— What needs to be done —
From the listing below, extract every line in which the word "estimation" appears.
════════════════
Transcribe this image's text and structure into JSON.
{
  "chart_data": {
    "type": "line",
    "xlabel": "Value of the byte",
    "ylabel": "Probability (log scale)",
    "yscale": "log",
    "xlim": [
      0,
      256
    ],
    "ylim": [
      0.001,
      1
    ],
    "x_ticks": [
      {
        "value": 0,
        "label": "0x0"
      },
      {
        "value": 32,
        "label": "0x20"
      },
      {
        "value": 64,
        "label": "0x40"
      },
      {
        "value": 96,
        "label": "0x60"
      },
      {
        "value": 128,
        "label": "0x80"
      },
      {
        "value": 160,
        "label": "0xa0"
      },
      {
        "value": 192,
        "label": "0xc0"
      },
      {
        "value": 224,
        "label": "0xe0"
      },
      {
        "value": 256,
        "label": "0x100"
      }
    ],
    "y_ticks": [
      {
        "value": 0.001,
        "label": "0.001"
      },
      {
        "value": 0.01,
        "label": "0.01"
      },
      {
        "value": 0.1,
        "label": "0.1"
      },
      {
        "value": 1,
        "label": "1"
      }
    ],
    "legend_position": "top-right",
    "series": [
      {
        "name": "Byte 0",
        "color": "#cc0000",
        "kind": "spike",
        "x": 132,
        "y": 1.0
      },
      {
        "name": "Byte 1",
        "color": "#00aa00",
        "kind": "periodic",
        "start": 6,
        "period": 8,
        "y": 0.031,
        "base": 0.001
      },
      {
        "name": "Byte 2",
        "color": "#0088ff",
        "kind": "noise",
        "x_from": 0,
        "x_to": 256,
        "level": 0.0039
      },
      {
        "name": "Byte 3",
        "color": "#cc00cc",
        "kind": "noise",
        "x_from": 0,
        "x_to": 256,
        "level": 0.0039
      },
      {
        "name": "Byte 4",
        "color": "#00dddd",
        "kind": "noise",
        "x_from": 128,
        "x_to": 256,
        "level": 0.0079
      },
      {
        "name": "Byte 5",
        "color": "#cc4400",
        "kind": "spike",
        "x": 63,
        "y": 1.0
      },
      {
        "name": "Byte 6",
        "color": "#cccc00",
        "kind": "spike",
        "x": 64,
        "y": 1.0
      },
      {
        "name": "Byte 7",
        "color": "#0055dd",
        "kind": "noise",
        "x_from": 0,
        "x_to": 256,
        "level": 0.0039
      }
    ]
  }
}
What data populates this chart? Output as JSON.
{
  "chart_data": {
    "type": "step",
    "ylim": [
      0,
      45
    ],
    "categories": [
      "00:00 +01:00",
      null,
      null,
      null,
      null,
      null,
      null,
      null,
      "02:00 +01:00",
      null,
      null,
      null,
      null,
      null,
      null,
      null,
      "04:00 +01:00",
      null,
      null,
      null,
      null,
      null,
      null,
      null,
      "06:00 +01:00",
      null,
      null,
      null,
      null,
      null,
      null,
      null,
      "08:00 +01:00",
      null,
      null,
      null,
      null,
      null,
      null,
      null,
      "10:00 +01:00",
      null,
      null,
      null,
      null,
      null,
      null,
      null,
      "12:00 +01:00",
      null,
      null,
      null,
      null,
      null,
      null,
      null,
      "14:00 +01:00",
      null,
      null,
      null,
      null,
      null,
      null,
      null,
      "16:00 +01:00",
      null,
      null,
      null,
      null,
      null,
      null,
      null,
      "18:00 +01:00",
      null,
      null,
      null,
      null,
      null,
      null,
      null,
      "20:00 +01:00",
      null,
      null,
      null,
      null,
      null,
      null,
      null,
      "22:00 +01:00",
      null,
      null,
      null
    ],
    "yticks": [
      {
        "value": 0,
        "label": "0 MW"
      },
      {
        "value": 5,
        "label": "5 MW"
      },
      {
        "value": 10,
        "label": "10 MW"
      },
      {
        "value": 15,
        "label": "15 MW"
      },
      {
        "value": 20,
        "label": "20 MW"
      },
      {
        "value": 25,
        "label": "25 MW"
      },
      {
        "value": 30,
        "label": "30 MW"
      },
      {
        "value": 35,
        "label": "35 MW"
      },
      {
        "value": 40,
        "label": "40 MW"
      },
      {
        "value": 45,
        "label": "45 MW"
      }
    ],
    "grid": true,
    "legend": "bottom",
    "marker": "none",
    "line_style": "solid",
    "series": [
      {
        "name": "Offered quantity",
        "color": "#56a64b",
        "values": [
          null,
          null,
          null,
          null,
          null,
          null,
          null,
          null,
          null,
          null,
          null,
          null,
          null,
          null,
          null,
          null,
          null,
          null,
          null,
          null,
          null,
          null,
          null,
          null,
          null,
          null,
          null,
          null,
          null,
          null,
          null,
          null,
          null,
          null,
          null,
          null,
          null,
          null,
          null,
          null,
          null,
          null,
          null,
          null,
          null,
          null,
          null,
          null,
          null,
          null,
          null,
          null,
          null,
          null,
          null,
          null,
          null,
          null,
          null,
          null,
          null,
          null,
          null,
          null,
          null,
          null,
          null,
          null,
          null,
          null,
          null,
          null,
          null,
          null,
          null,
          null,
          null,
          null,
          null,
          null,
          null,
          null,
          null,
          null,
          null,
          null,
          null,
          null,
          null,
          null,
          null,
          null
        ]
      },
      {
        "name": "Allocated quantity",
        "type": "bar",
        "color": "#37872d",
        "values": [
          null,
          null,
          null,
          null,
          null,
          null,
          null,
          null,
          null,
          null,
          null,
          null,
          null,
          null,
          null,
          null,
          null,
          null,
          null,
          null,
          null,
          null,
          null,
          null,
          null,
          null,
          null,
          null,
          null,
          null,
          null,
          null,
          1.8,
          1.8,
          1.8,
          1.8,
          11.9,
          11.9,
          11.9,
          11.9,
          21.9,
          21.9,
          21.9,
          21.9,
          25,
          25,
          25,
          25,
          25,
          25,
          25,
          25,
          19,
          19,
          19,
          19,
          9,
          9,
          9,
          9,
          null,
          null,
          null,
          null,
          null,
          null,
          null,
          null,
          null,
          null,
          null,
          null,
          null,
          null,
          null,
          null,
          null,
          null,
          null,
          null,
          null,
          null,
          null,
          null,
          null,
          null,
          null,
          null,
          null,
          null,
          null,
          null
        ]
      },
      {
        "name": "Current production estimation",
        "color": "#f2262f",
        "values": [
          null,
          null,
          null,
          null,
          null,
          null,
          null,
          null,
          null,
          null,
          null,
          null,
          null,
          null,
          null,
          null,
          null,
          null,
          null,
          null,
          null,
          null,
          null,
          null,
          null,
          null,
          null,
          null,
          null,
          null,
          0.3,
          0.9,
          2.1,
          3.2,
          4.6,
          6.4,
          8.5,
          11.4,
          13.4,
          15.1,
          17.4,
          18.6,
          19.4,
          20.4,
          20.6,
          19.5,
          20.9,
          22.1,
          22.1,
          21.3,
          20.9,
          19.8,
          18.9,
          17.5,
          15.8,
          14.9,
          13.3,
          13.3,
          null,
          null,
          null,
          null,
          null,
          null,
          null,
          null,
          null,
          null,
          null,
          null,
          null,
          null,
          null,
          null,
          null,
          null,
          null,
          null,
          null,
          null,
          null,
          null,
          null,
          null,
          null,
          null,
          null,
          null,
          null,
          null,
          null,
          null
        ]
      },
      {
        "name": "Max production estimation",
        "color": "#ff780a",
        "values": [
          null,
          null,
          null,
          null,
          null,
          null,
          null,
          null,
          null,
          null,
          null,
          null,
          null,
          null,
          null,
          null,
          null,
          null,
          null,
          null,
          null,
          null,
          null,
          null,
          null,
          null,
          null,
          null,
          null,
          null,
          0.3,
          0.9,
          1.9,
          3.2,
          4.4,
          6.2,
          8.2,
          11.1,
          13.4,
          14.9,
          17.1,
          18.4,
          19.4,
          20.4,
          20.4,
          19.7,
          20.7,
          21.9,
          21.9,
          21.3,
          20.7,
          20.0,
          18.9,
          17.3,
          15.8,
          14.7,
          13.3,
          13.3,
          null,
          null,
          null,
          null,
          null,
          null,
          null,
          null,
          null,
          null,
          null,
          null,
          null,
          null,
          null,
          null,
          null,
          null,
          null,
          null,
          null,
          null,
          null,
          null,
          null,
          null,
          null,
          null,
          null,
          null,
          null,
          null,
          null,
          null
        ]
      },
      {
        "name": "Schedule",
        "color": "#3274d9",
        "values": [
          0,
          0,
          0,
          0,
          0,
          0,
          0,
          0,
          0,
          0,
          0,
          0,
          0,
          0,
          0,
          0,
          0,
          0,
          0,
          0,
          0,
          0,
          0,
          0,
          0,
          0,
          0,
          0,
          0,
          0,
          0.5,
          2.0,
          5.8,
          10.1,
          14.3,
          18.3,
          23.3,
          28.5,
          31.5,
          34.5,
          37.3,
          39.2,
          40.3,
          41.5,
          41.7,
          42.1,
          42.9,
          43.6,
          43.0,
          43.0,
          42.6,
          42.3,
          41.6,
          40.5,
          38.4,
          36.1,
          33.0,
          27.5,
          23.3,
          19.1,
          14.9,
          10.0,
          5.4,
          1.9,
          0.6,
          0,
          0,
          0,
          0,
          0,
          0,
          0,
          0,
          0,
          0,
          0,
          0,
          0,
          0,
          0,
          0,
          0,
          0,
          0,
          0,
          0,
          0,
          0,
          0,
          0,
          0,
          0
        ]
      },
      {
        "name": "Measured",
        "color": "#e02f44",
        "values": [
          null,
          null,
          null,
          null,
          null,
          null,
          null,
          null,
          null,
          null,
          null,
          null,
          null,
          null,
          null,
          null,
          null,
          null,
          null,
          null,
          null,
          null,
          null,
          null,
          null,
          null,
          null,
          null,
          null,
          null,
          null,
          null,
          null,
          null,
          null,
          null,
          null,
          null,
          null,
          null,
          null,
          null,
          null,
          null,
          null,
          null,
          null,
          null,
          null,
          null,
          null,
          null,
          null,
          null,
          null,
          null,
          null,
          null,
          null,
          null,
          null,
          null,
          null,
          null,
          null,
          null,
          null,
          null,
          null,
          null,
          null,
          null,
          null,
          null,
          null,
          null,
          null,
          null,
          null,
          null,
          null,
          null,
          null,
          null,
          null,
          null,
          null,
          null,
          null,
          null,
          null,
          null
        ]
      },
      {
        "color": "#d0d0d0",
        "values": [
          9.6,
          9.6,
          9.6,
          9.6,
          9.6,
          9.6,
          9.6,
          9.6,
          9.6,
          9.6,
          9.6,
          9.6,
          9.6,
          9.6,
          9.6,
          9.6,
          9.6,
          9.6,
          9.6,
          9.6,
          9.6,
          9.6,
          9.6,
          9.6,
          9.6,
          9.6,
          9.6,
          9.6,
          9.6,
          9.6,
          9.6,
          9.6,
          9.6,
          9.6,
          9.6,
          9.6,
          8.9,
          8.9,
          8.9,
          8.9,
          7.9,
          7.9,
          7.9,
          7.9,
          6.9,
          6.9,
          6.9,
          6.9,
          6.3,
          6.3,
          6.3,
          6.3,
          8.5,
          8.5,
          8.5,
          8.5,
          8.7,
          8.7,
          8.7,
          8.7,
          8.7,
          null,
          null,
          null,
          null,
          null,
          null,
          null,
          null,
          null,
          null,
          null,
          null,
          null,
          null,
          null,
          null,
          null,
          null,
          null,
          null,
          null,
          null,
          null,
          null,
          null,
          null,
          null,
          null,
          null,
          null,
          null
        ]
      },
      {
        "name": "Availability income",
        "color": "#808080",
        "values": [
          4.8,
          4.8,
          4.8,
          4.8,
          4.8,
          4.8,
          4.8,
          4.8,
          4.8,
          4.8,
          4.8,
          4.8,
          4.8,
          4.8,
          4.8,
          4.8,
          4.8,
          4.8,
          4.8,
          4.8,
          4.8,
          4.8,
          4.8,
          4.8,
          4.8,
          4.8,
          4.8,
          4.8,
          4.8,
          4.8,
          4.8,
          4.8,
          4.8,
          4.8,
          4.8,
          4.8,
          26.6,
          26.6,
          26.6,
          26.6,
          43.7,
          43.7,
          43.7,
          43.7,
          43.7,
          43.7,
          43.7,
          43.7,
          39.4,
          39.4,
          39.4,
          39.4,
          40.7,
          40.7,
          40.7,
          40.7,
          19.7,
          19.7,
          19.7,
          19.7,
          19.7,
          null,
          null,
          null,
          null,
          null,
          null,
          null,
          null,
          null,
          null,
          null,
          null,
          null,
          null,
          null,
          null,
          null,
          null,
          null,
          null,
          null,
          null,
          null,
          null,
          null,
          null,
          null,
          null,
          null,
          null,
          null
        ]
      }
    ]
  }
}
════════════════
— Completed task —
        "name": "Current production estimation",
        "name": "Max production estimation",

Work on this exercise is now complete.